-- begin --

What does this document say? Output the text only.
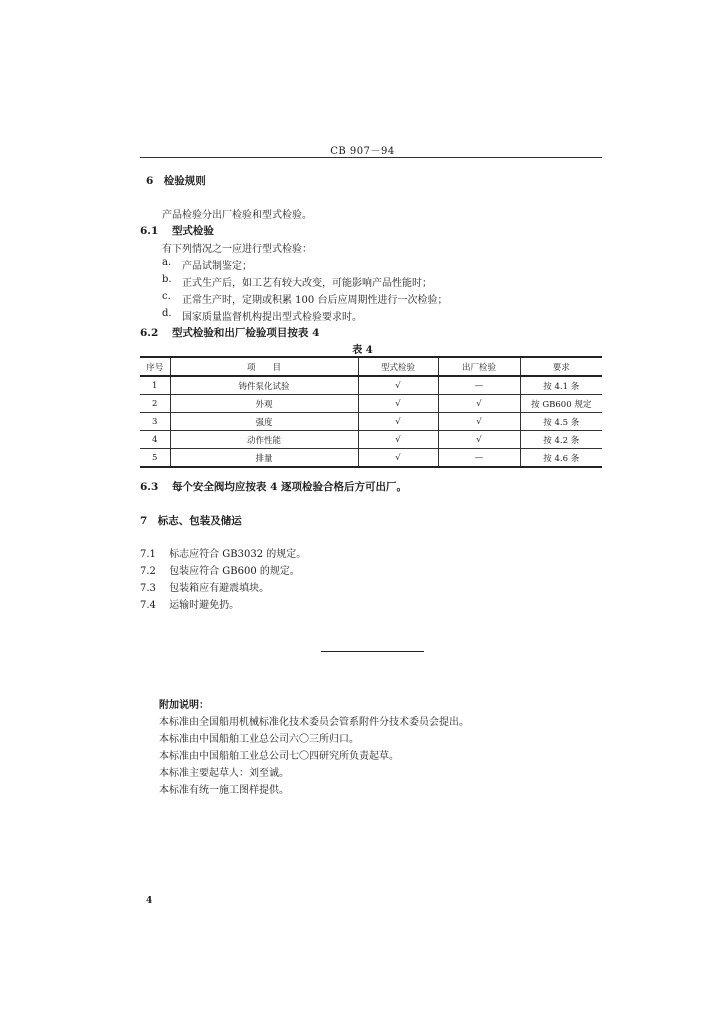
CB 907－94
6　检验规则
产品检验分出厂检验和型式检验。
6.1 型式检验
有下列情况之一应进行型式检验：
a. 产品试制鉴定；
b. 正式生产后，如工艺有较大改变，可能影响产品性能时；
c. 正常生产时，定期或积累 100 台后应周期性进行一次检验；
d. 国家质量监督机构提出型式检验要求时。
6.2 型式检验和出厂检验项目按表 4
表 4
序号	项　　目	型式检验	出厂检验	要求
1	铸件泵化试验	√	—	按 4.1 条
2	外观	√	√	按 GB600 规定
3	强度	√	√	按 4.5 条
4	动作性能	√	√	按 4.2 条
5	排量	√	—	按 4.6 条
6.3 每个安全阀均应按表 4 逐项检验合格后方可出厂。
7　标志、包装及储运
7.1 标志应符合 GB3032 的规定。
7.2 包装应符合 GB600 的规定。
7.3 包装箱应有避震填块。
7.4 运输时避免扔。
附加说明：
本标准由全国船用机械标准化技术委员会管系附件分技术委员会提出。
本标准由中国船舶工业总公司六〇三所归口。
本标准由中国船舶工业总公司七〇四研究所负责起草。
本标准主要起草人：刘至诚。
本标准有统一施工图样提供。
4
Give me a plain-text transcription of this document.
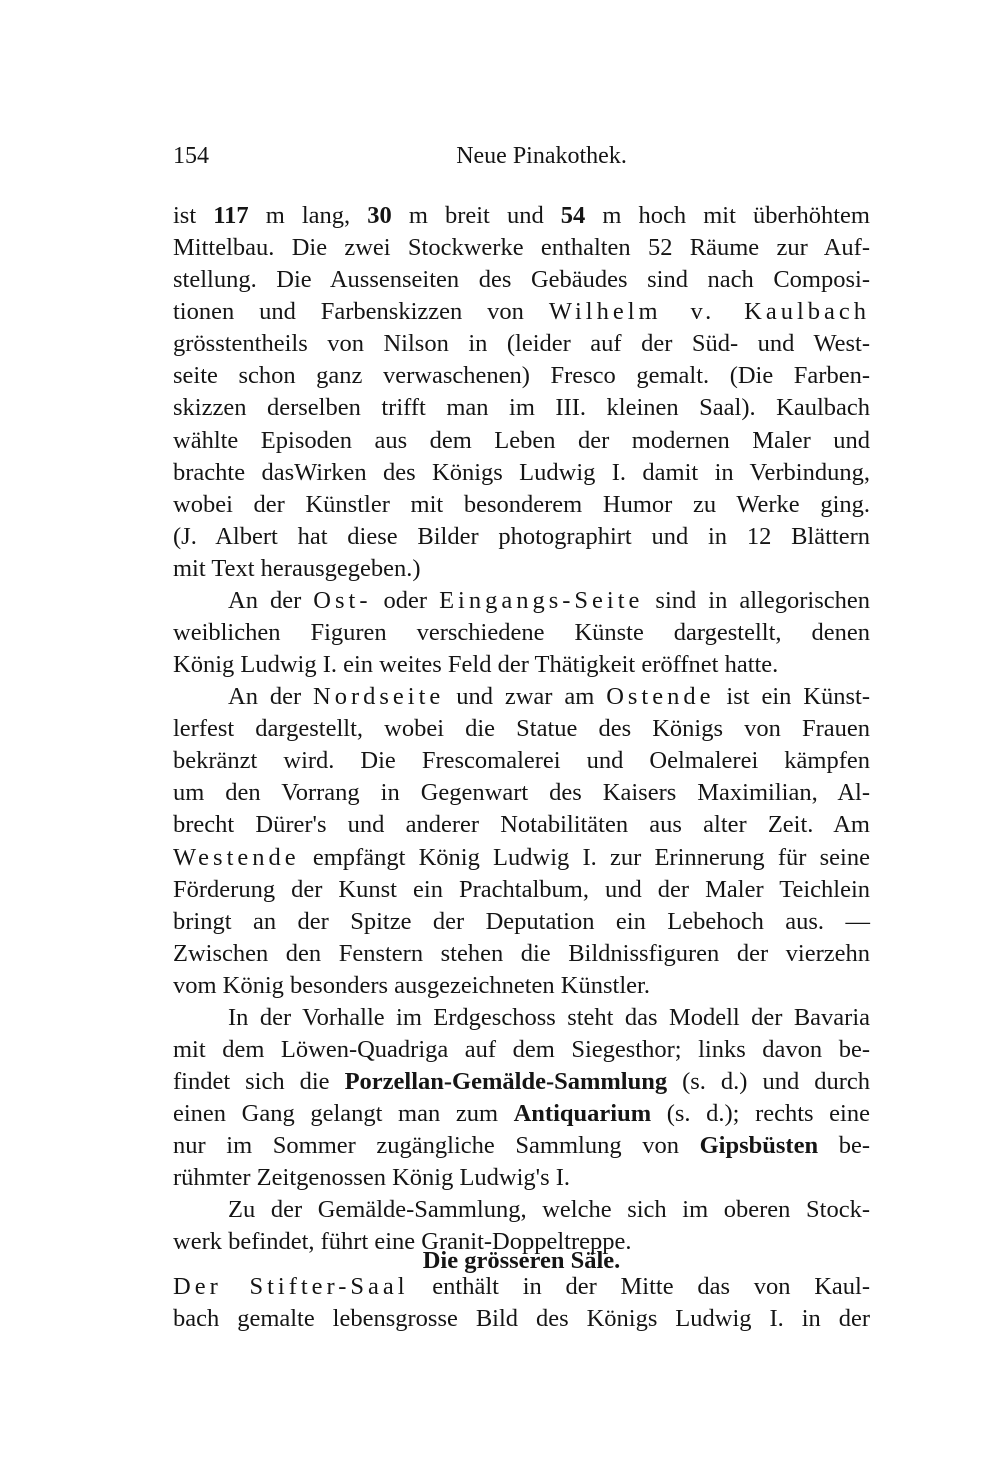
154	Neue Pinakothek.
ist 117 m lang, 30 m breit und 54 m hoch mit überhöhtem
Mittelbau. Die zwei Stockwerke enthalten 52 Räume zur Auf-
stellung. Die Aussenseiten des Gebäudes sind nach Composi-
tionen und Farbenskizzen von Wilhelm v. Kaulbach
grösstentheils von Nilson in (leider auf der Süd- und West-
seite schon ganz verwaschenen) Fresco gemalt. (Die Farben-
skizzen derselben trifft man im III. kleinen Saal). Kaulbach
wählte Episoden aus dem Leben der modernen Maler und
brachte dasWirken des Königs Ludwig I. damit in Verbindung,
wobei der Künstler mit besonderem Humor zu Werke ging.
(J. Albert hat diese Bilder photographirt und in 12 Blättern
mit Text herausgegeben.)
An der Ost- oder Eingangs-Seite sind in allegorischen
weiblichen Figuren verschiedene Künste dargestellt, denen
König Ludwig I. ein weites Feld der Thätigkeit eröffnet hatte.
An der Nordseite und zwar am Ostende ist ein Künst-
lerfest dargestellt, wobei die Statue des Königs von Frauen
bekränzt wird. Die Frescomalerei und Oelmalerei kämpfen
um den Vorrang in Gegenwart des Kaisers Maximilian, Al-
brecht Dürer's und anderer Notabilitäten aus alter Zeit. Am
Westende empfängt König Ludwig I. zur Erinnerung für seine
Förderung der Kunst ein Prachtalbum, und der Maler Teichlein
bringt an der Spitze der Deputation ein Lebehoch aus. —
Zwischen den Fenstern stehen die Bildnissfiguren der vierzehn
vom König besonders ausgezeichneten Künstler.
In der Vorhalle im Erdgeschoss steht das Modell der Bavaria
mit dem Löwen-Quadriga auf dem Siegesthor; links davon be-
findet sich die Porzellan-Gemälde-Sammlung (s. d.) und durch
einen Gang gelangt man zum Antiquarium (s. d.); rechts eine
nur im Sommer zugängliche Sammlung von Gipsbüsten be-
rühmter Zeitgenossen König Ludwig's I.
Zu der Gemälde-Sammlung, welche sich im oberen Stock-
werk befindet, führt eine Granit-Doppeltreppe.
Die grösseren Säle.
Der Stifter-Saal enthält in der Mitte das von Kaul-
bach gemalte lebensgrosse Bild des Königs Ludwig I. in der
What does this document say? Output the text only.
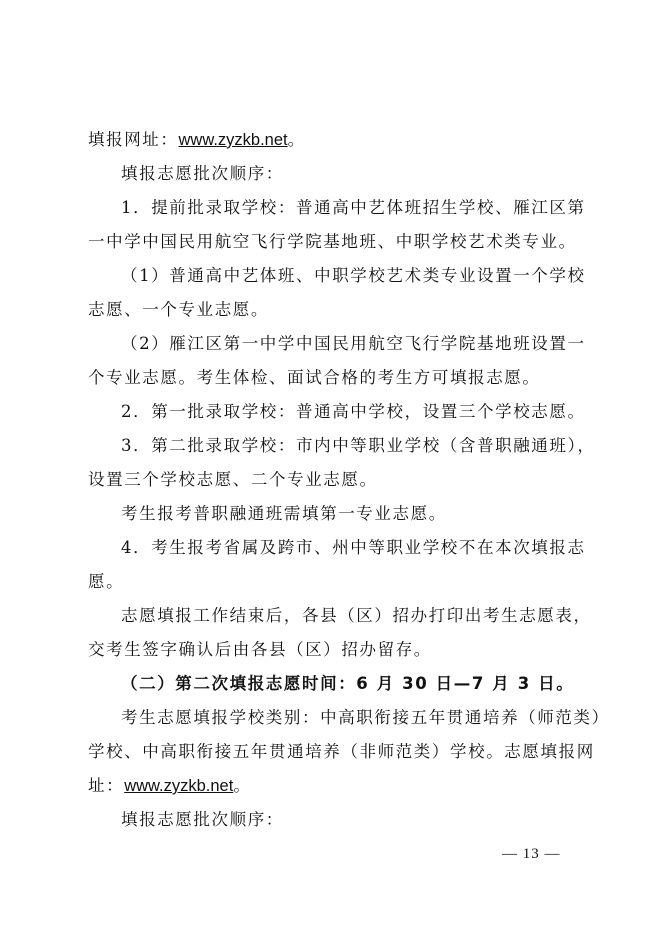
填报网址：www.zyzkb.net。
填报志愿批次顺序：
1．提前批录取学校：普通高中艺体班招生学校、雁江区第
一中学中国民用航空飞行学院基地班、中职学校艺术类专业。
（1）普通高中艺体班、中职学校艺术类专业设置一个学校
志愿、一个专业志愿。
（2）雁江区第一中学中国民用航空飞行学院基地班设置一
个专业志愿。考生体检、面试合格的考生方可填报志愿。
2．第一批录取学校：普通高中学校，设置三个学校志愿。
3．第二批录取学校：市内中等职业学校（含普职融通班），
设置三个学校志愿、二个专业志愿。
考生报考普职融通班需填第一专业志愿。
4．考生报考省属及跨市、州中等职业学校不在本次填报志
愿。
志愿填报工作结束后，各县（区）招办打印出考生志愿表，
交考生签字确认后由各县（区）招办留存。
（二）第二次填报志愿时间：6 月 30 日—7 月 3 日。
考生志愿填报学校类别：中高职衔接五年贯通培养（师范类）
学校、中高职衔接五年贯通培养（非师范类）学校。志愿填报网
址：www.zyzkb.net。
填报志愿批次顺序：
— 13 —
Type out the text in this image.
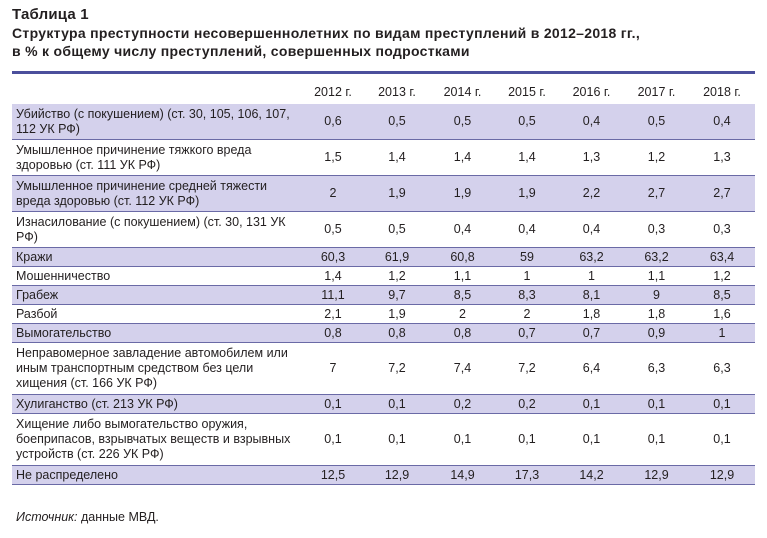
Таблица 1
Структура преступности несовершеннолетних по видам преступлений в 2012–2018 гг.,
в % к общему числу преступлений, совершенных подростками
	2012 г.	2013 г.	2014 г.	2015 г.	2016 г.	2017 г.	2018 г.
Убийство (с покушением) (ст. 30, 105, 106, 107, 112 УК РФ)	0,6	0,5	0,5	0,5	0,4	0,5	0,4
Умышленное причинение тяжкого вреда здоровью (ст. 111 УК РФ)	1,5	1,4	1,4	1,4	1,3	1,2	1,3
Умышленное причинение средней тяжести вреда здоровью (ст. 112 УК РФ)	2	1,9	1,9	1,9	2,2	2,7	2,7
Изнасилование (с покушением) (ст. 30, 131 УК РФ)	0,5	0,5	0,4	0,4	0,4	0,3	0,3
Кражи	60,3	61,9	60,8	59	63,2	63,2	63,4
Мошенничество	1,4	1,2	1,1	1	1	1,1	1,2
Грабеж	11,1	9,7	8,5	8,3	8,1	9	8,5
Разбой	2,1	1,9	2	2	1,8	1,8	1,6
Вымогательство	0,8	0,8	0,8	0,7	0,7	0,9	1
Неправомерное завладение автомобилем или иным транспортным средством без цели хищения (ст. 166 УК РФ)	7	7,2	7,4	7,2	6,4	6,3	6,3
Хулиганство (ст. 213 УК РФ)	0,1	0,1	0,2	0,2	0,1	0,1	0,1
Хищение либо вымогательство оружия, боеприпасов, взрывчатых веществ и взрывных устройств (ст. 226 УК РФ)	0,1	0,1	0,1	0,1	0,1	0,1	0,1
Не распределено	12,5	12,9	14,9	17,3	14,2	12,9	12,9
Источник: данные МВД.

-- end --

Take each line containing the string "sich" and copy it out.

findet sich die Porzellan-Gemälde-Sammlung (s. d.) und durch
Zu der Gemälde-Sammlung, welche sich im oberen Stock-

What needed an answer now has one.